Set task: Repeat the listing in full, exactly as it stands.

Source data
____________
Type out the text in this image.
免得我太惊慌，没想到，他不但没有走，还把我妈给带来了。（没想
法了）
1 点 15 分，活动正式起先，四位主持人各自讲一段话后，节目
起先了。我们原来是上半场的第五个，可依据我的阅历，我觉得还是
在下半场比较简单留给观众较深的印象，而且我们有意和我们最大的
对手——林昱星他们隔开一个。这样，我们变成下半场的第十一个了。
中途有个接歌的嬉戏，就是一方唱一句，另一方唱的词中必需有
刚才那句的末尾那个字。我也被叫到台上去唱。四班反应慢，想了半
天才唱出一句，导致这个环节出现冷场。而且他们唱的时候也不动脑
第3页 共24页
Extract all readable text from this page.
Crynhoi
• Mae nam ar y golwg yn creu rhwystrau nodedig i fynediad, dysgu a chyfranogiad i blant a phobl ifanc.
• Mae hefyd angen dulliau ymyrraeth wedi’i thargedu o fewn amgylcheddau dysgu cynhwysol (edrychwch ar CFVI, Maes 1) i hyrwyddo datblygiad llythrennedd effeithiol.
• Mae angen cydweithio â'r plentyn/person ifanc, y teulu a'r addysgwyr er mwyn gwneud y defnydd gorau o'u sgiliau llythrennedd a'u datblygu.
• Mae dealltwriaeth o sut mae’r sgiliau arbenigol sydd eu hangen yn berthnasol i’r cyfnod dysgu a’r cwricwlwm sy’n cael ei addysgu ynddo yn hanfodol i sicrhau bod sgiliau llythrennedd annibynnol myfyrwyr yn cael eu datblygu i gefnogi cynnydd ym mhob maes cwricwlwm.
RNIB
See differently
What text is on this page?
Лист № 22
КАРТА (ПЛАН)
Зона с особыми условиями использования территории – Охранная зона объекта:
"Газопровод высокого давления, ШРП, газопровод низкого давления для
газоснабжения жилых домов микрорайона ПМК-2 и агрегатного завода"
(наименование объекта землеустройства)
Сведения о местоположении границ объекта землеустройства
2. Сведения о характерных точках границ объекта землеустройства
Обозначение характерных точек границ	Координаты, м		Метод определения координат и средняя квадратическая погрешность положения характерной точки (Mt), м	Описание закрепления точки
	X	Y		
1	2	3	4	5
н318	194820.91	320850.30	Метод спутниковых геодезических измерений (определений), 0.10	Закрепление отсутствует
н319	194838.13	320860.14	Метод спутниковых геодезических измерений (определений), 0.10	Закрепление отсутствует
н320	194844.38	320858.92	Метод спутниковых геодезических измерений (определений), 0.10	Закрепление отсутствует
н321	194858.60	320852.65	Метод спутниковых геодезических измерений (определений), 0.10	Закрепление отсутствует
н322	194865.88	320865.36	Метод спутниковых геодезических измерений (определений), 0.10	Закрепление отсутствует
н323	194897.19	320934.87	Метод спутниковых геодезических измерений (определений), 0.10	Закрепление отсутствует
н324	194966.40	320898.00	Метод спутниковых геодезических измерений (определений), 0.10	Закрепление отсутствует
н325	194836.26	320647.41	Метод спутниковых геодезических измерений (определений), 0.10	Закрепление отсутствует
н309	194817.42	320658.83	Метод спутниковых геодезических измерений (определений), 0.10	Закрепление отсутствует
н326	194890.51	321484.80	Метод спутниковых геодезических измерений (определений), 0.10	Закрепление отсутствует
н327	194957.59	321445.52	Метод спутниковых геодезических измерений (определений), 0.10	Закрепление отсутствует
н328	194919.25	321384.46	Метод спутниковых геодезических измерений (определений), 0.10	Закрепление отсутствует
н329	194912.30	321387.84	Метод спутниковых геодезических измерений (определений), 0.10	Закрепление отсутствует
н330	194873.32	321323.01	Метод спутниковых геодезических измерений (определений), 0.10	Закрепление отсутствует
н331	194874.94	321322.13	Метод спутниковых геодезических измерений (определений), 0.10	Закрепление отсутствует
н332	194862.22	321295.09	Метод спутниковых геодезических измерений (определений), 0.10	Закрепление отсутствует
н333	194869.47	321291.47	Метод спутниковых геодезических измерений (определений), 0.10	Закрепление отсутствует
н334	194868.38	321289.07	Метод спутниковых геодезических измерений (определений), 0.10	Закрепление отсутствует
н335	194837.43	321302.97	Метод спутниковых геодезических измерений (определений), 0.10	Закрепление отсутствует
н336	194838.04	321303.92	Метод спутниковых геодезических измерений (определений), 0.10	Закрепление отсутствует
____________
Output of the exercise:
Type out the text in this image.
免得我太惊慌，没想到，他不但没有走，还把我妈给带来了。（没想
法了）
1 点 15 分，活动正式起先，四位主持人各自讲一段话后，节目
起先了。我们原来是上半场的第五个，可依据我的阅历，我觉得还是
在下半场比较简单留给观众较深的印象，而且我们有意和我们最大的
对手——林昱星他们隔开一个。这样，我们变成下半场的第十一个了。
中途有个接歌的嬉戏，就是一方唱一句，另一方唱的词中必需有
刚才那句的末尾那个字。我也被叫到台上去唱。四班反应慢，想了半
天才唱出一句，导致这个环节出现冷场。而且他们唱的时候也不动脑
第3页 共24页
Extract all readable text from this page.
Crynhoi
• Mae nam ar y golwg yn creu rhwystrau nodedig i fynediad, dysgu a chyfranogiad i blant a phobl ifanc.
• Mae hefyd angen dulliau ymyrraeth wedi’i thargedu o fewn amgylcheddau dysgu cynhwysol (edrychwch ar CFVI, Maes 1) i hyrwyddo datblygiad llythrennedd effeithiol.
• Mae angen cydweithio â'r plentyn/person ifanc, y teulu a'r addysgwyr er mwyn gwneud y defnydd gorau o'u sgiliau llythrennedd a'u datblygu.
• Mae dealltwriaeth o sut mae’r sgiliau arbenigol sydd eu hangen yn berthnasol i’r cyfnod dysgu a’r cwricwlwm sy’n cael ei addysgu ynddo yn hanfodol i sicrhau bod sgiliau llythrennedd annibynnol myfyrwyr yn cael eu datblygu i gefnogi cynnydd ym mhob maes cwricwlwm.
RNIB
See differently
What text is on this page?
Лист № 22
КАРТА (ПЛАН)
Зона с особыми условиями использования территории – Охранная зона объекта:
"Газопровод высокого давления, ШРП, газопровод низкого давления для
газоснабжения жилых домов микрорайона ПМК-2 и агрегатного завода"
(наименование объекта землеустройства)
Сведения о местоположении границ объекта землеустройства
2. Сведения о характерных точках границ объекта землеустройства
Обозначение характерных точек границ	Координаты, м		Метод определения координат и средняя квадратическая погрешность положения характерной точки (Mt), м	Описание закрепления точки
	X	Y		
1	2	3	4	5
н318	194820.91	320850.30	Метод спутниковых геодезических измерений (определений), 0.10	Закрепление отсутствует
н319	194838.13	320860.14	Метод спутниковых геодезических измерений (определений), 0.10	Закрепление отсутствует
н320	194844.38	320858.92	Метод спутниковых геодезических измерений (определений), 0.10	Закрепление отсутствует
н321	194858.60	320852.65	Метод спутниковых геодезических измерений (определений), 0.10	Закрепление отсутствует
н322	194865.88	320865.36	Метод спутниковых геодезических измерений (определений), 0.10	Закрепление отсутствует
н323	194897.19	320934.87	Метод спутниковых геодезических измерений (определений), 0.10	Закрепление отсутствует
н324	194966.40	320898.00	Метод спутниковых геодезических измерений (определений), 0.10	Закрепление отсутствует
н325	194836.26	320647.41	Метод спутниковых геодезических измерений (определений), 0.10	Закрепление отсутствует
н309	194817.42	320658.83	Метод спутниковых геодезических измерений (определений), 0.10	Закрепление отсутствует
н326	194890.51	321484.80	Метод спутниковых геодезических измерений (определений), 0.10	Закрепление отсутствует
н327	194957.59	321445.52	Метод спутниковых геодезических измерений (определений), 0.10	Закрепление отсутствует
н328	194919.25	321384.46	Метод спутниковых геодезических измерений (определений), 0.10	Закрепление отсутствует
н329	194912.30	321387.84	Метод спутниковых геодезических измерений (определений), 0.10	Закрепление отсутствует
н330	194873.32	321323.01	Метод спутниковых геодезических измерений (определений), 0.10	Закрепление отсутствует
н331	194874.94	321322.13	Метод спутниковых геодезических измерений (определений), 0.10	Закрепление отсутствует
н332	194862.22	321295.09	Метод спутниковых геодезических измерений (определений), 0.10	Закрепление отсутствует
н333	194869.47	321291.47	Метод спутниковых геодезических измерений (определений), 0.10	Закрепление отсутствует
н334	194868.38	321289.07	Метод спутниковых геодезических измерений (определений), 0.10	Закрепление отсутствует
н335	194837.43	321302.97	Метод спутниковых геодезических измерений (определений), 0.10	Закрепление отсутствует
н336	194838.04	321303.92	Метод спутниковых геодезических измерений (определений), 0.10	Закрепление отсутствует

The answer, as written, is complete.